Dataset entries:
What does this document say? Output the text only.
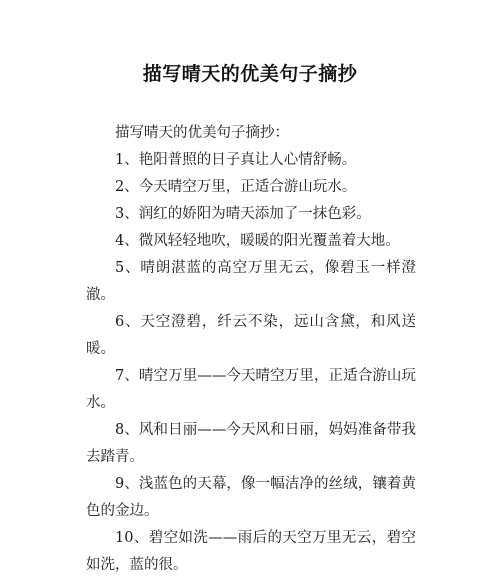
描写晴天的优美句子摘抄

描写晴天的优美句子摘抄：

1、艳阳普照的日子真让人心情舒畅。

2、今天晴空万里，正适合游山玩水。

3、润红的娇阳为晴天添加了一抹色彩。

4、微风轻轻地吹，暖暖的阳光覆盖着大地。

5、晴朗湛蓝的高空万里无云，像碧玉一样澄澈。

6、天空澄碧，纤云不染，远山含黛，和风送暖。

7、晴空万里——今天晴空万里，正适合游山玩水。

8、风和日丽——今天风和日丽，妈妈准备带我去踏青。

9、浅蓝色的天幕，像一幅洁净的丝绒，镶着黄色的金边。

10、碧空如洗——雨后的天空万里无云，碧空如洗，蓝的很。
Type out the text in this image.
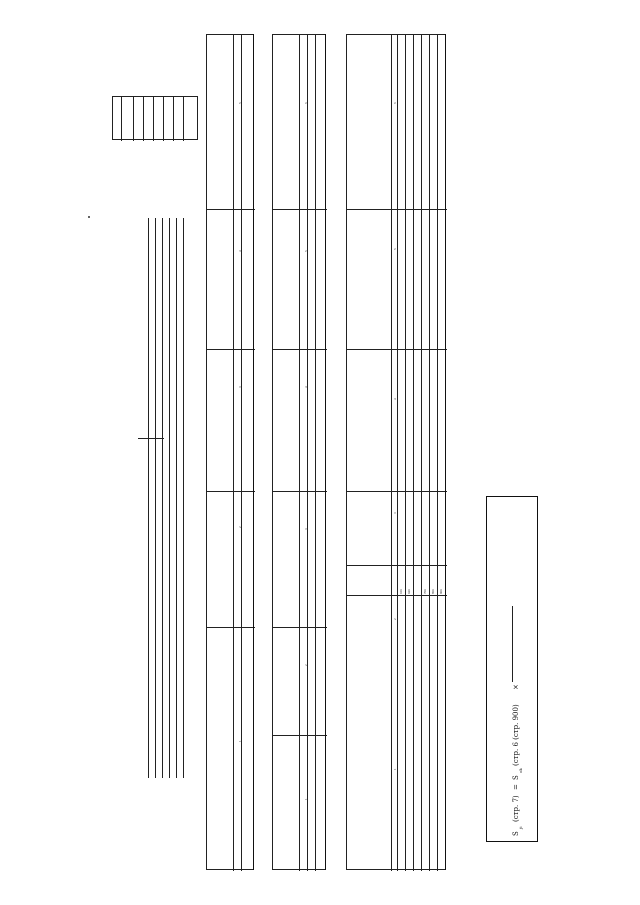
1

2

3

4

5

1

2

3

4

5

6

1

2

3

4

5

6

010 020	700 800 900

S
ji
(стр. 7)
=
S
ok
(стр. 6 (стр. 900)
×
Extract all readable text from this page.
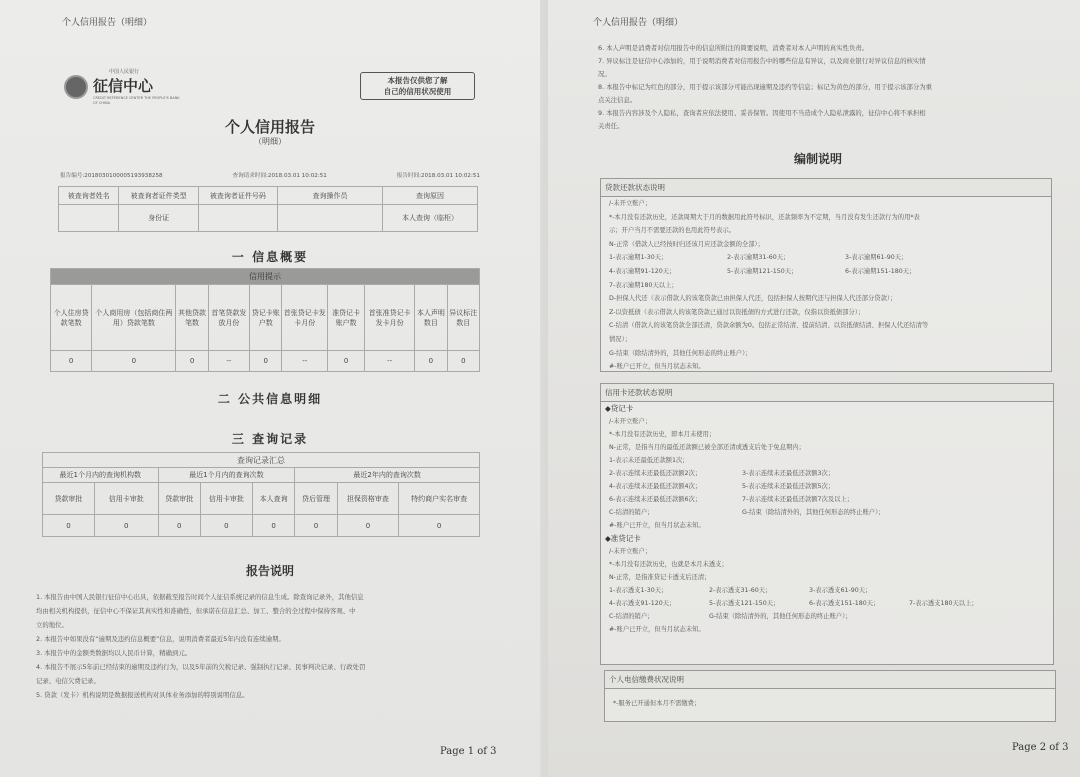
个人信用报告（明细）
中国人民银行
征信中心
CREDIT REFERENCE CENTER THE PEOPLE'S BANK OF CHINA
本报告仅供您了解
自己的信用状况使用
个人信用报告
（明细）
报告编号:2018030100005193938258	查询请求时间:2018.03.01 10:02:51	报告时间:2018.03.01 10:02:51
被查询者姓名	被查询者证件类型	被查询者证件号码	查询操作员	查询原因
	身份证			本人查询（临柜）
一 信息概要
信用提示									
个人住房贷款笔数	个人商用房（包括商住两用）贷款笔数	其他贷款笔数	首笔贷款发放月份	贷记卡账户数	首张贷记卡发卡月份	准贷记卡账户数	首张准贷记卡发卡月份	本人声明数目	异议标注数目
0	0	0	--	0	--	0	--	0	0
二 公共信息明细
三 查询记录
查询记录汇总							
最近1个月内的查询机构数		最近1个月内的查询次数			最近2年内的查询次数		
贷款审批	信用卡审批	贷款审批	信用卡审批	本人查询	贷后管理	担保资格审查	特约商户实名审查
0	0	0	0	0	0	0	0
报告说明
1. 本报告由中国人民银行征信中心出具，依据截至报告时间个人征信系统记录的信息生成。除查询记录外，其他信息
均由相关机构提供，征信中心不保证其真实性和准确性，但承诺在信息汇总、加工、整合的全过程中保持客观、中
立的地位。
2. 本报告中如果没有“逾期及违约信息概要”信息，说明消费者最近5年内没有连续逾期。
3. 本报告中的金额类数据均以人民币计算，精确到元。
4. 本报告不展示5年前已经结束的逾期及违约行为，以及5年前的欠税记录、强制执行记录、民事判决记录、行政处罚
记录、电信欠费记录。
5. 贷款（发卡）机构说明是数据报送机构对具体业务添加的特别说明信息。
Page 1 of 3
个人信用报告（明细）
6. 本人声明是消费者对信用报告中的信息所附注的简要说明，消费者对本人声明的真实性负责。
7. 异议标注是征信中心添加的，用于说明消费者对信用报告中的哪些信息有异议，以及商业银行对异议信息的核实情
况。
8. 本报告中标记为红色的部分，用于提示该部分可能出现逾期及违约等信息；标记为黄色的部分，用于提示该部分为重
点关注信息。
9. 本报告内容涉及个人隐私，查询者应依法使用、妥善保管。因使用不当造成个人隐私泄露的，征信中心将不承担相
关责任。
编制说明
贷款还款状态说明
/-未开立账户；
*-本月没有还款历史，还款周期大于月的数据用此符号标识，还款频率为不定期，当月没有发生还款行为的用*表
示；开户当月不需要还款的也用此符号表示。
N-正常（借款人已经按时归还该月应还款金额的全部）；
1-表示逾期1-30天；	2-表示逾期31-60天；	3-表示逾期61-90天；
4-表示逾期91-120天；	5-表示逾期121-150天；	6-表示逾期151-180天；
7-表示逾期180天以上；
D-担保人代还（表示借款人的该笔贷款已由担保人代还，包括担保人按期代还与担保人代还部分贷款）；
Z-以资抵债（表示借款人的该笔贷款已通过以资抵债的方式进行还款，仅指以资抵债部分）；
C-结清（借款人的该笔贷款全部还清，贷款余额为0。包括正常结清、提前结清、以资抵债结清、担保人代还结清等
情况）；
G-结束（除结清外的，其他任何形态的终止账户）；
#-账户已开立，但当月状态未知。
信用卡还款状态说明
◆贷记卡
/-未开立账户；
*-本月没有还款历史，即本月未使用；
N-正常，是指当月的最低还款额已被全部还清或透支后处于免息期内；
1-表示未还最低还款额1次；
2-表示连续未还最低还款额2次；	3-表示连续未还最低还款额3次；
4-表示连续未还最低还款额4次；	5-表示连续未还最低还款额5次；
6-表示连续未还最低还款额6次；	7-表示连续未还最低还款额7次及以上；
C-结清的销户；	G-结束（除结清外的，其他任何形态的终止账户）；
#-账户已开立，但当月状态未知。
◆准贷记卡
/-未开立账户；
*-本月没有还款历史，也就是本月未透支；
N-正常，是指准贷记卡透支后还清；
1-表示透支1-30天；	2-表示透支31-60天；	3-表示透支61-90天；
4-表示透支91-120天；	5-表示透支121-150天；	6-表示透支151-180天；	7-表示透支180天以上；
C-结清的销户；	G-结束（除结清外的，其他任何形态的终止账户）；
#-账户已开立，但当月状态未知。
个人电信缴费状况说明
*-服务已开通但本月不需缴费；
Page 2 of 3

> _Instructions to follow_: All records must be output exactly as they are, except for the pictures, which are left out.

> _Result_:
What does this document say? Output the text only.
描写晴天的优美句子摘抄

描写晴天的优美句子摘抄：

1、艳阳普照的日子真让人心情舒畅。

2、今天晴空万里，正适合游山玩水。

3、润红的娇阳为晴天添加了一抹色彩。

4、微风轻轻地吹，暖暖的阳光覆盖着大地。

5、晴朗湛蓝的高空万里无云，像碧玉一样澄澈。

6、天空澄碧，纤云不染，远山含黛，和风送暖。

7、晴空万里——今天晴空万里，正适合游山玩水。

8、风和日丽——今天风和日丽，妈妈准备带我去踏青。

9、浅蓝色的天幕，像一幅洁净的丝绒，镶着黄色的金边。

10、碧空如洗——雨后的天空万里无云，碧空如洗，蓝的很。
Type out the text in this image.
1

2

3

4

5

1

2

3

4

5

6

1

2

3

4

5

6

010 020	700 800 900

S
ji
(стр. 7)
=
S
ok
(стр. 6 (стр. 900)
×
Extract all readable text from this page.
个人信用报告（明细）
中国人民银行
征信中心
CREDIT REFERENCE CENTER THE PEOPLE'S BANK OF CHINA
本报告仅供您了解
自己的信用状况使用
个人信用报告
（明细）
报告编号:2018030100005193938258	查询请求时间:2018.03.01 10:02:51	报告时间:2018.03.01 10:02:51
被查询者姓名	被查询者证件类型	被查询者证件号码	查询操作员	查询原因
	身份证			本人查询（临柜）
一 信息概要
信用提示									
个人住房贷款笔数	个人商用房（包括商住两用）贷款笔数	其他贷款笔数	首笔贷款发放月份	贷记卡账户数	首张贷记卡发卡月份	准贷记卡账户数	首张准贷记卡发卡月份	本人声明数目	异议标注数目
0	0	0	--	0	--	0	--	0	0
二 公共信息明细
三 查询记录
查询记录汇总							
最近1个月内的查询机构数		最近1个月内的查询次数			最近2年内的查询次数		
贷款审批	信用卡审批	贷款审批	信用卡审批	本人查询	贷后管理	担保资格审查	特约商户实名审查
0	0	0	0	0	0	0	0
报告说明
1. 本报告由中国人民银行征信中心出具，依据截至报告时间个人征信系统记录的信息生成。除查询记录外，其他信息
均由相关机构提供，征信中心不保证其真实性和准确性，但承诺在信息汇总、加工、整合的全过程中保持客观、中
立的地位。
2. 本报告中如果没有“逾期及违约信息概要”信息，说明消费者最近5年内没有连续逾期。
3. 本报告中的金额类数据均以人民币计算，精确到元。
4. 本报告不展示5年前已经结束的逾期及违约行为，以及5年前的欠税记录、强制执行记录、民事判决记录、行政处罚
记录、电信欠费记录。
5. 贷款（发卡）机构说明是数据报送机构对具体业务添加的特别说明信息。
Page 1 of 3
个人信用报告（明细）
6. 本人声明是消费者对信用报告中的信息所附注的简要说明，消费者对本人声明的真实性负责。
7. 异议标注是征信中心添加的，用于说明消费者对信用报告中的哪些信息有异议，以及商业银行对异议信息的核实情
况。
8. 本报告中标记为红色的部分，用于提示该部分可能出现逾期及违约等信息；标记为黄色的部分，用于提示该部分为重
点关注信息。
9. 本报告内容涉及个人隐私，查询者应依法使用、妥善保管。因使用不当造成个人隐私泄露的，征信中心将不承担相
关责任。
编制说明
贷款还款状态说明
/-未开立账户；
*-本月没有还款历史，还款周期大于月的数据用此符号标识，还款频率为不定期，当月没有发生还款行为的用*表
示；开户当月不需要还款的也用此符号表示。
N-正常（借款人已经按时归还该月应还款金额的全部）；
1-表示逾期1-30天；	2-表示逾期31-60天；	3-表示逾期61-90天；
4-表示逾期91-120天；	5-表示逾期121-150天；	6-表示逾期151-180天；
7-表示逾期180天以上；
D-担保人代还（表示借款人的该笔贷款已由担保人代还，包括担保人按期代还与担保人代还部分贷款）；
Z-以资抵债（表示借款人的该笔贷款已通过以资抵债的方式进行还款，仅指以资抵债部分）；
C-结清（借款人的该笔贷款全部还清，贷款余额为0。包括正常结清、提前结清、以资抵债结清、担保人代还结清等
情况）；
G-结束（除结清外的，其他任何形态的终止账户）；
#-账户已开立，但当月状态未知。
信用卡还款状态说明
◆贷记卡
/-未开立账户；
*-本月没有还款历史，即本月未使用；
N-正常，是指当月的最低还款额已被全部还清或透支后处于免息期内；
1-表示未还最低还款额1次；
2-表示连续未还最低还款额2次；	3-表示连续未还最低还款额3次；
4-表示连续未还最低还款额4次；	5-表示连续未还最低还款额5次；
6-表示连续未还最低还款额6次；	7-表示连续未还最低还款额7次及以上；
C-结清的销户；	G-结束（除结清外的，其他任何形态的终止账户）；
#-账户已开立，但当月状态未知。
◆准贷记卡
/-未开立账户；
*-本月没有还款历史，也就是本月未透支；
N-正常，是指准贷记卡透支后还清；
1-表示透支1-30天；	2-表示透支31-60天；	3-表示透支61-90天；
4-表示透支91-120天；	5-表示透支121-150天；	6-表示透支151-180天；	7-表示透支180天以上；
C-结清的销户；	G-结束（除结清外的，其他任何形态的终止账户）；
#-账户已开立，但当月状态未知。
个人电信缴费状况说明
*-服务已开通但本月不需缴费；
Page 2 of 3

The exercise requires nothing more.